# What you are asked to do
Note each line of the listing that contains the string "this", and copy it.

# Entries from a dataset
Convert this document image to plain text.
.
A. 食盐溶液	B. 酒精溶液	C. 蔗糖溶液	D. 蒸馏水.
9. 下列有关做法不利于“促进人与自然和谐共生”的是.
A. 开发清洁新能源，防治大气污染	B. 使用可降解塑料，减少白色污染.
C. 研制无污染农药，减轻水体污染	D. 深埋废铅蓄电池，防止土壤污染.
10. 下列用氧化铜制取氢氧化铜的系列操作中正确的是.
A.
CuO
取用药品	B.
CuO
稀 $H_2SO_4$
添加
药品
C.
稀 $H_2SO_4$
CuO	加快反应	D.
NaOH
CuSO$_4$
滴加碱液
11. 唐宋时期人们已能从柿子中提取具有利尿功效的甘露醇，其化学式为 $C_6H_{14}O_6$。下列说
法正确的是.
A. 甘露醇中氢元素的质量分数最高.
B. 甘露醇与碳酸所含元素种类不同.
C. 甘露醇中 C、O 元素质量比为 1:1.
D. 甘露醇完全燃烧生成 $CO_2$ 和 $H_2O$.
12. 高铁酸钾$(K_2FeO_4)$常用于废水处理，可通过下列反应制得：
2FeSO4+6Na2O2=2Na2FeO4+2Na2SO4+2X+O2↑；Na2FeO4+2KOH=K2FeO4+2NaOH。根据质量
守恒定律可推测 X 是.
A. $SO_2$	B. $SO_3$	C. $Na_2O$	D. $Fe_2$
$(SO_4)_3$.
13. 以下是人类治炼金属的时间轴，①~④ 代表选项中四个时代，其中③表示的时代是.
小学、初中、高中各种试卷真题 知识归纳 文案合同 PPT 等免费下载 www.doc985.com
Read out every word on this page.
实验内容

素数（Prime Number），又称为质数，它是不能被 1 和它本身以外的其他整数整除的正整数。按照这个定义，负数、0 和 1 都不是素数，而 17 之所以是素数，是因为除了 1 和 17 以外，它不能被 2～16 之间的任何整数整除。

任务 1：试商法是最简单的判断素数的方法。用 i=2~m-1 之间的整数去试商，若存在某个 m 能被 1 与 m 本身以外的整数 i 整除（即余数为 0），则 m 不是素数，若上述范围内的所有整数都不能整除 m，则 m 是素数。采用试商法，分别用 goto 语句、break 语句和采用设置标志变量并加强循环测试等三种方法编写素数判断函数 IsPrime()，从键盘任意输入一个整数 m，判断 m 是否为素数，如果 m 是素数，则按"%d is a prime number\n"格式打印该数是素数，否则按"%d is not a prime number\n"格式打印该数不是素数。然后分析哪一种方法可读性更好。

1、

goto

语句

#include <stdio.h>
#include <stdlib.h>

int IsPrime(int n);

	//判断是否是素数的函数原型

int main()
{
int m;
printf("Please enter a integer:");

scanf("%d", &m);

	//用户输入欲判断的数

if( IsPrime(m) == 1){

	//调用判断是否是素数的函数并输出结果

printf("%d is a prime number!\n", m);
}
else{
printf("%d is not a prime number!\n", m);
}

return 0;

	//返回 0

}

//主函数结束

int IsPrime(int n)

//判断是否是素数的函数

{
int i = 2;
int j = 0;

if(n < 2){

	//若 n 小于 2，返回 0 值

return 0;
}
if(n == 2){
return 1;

# Finished task
Convert this document image to plain text.
Read out every word on this page.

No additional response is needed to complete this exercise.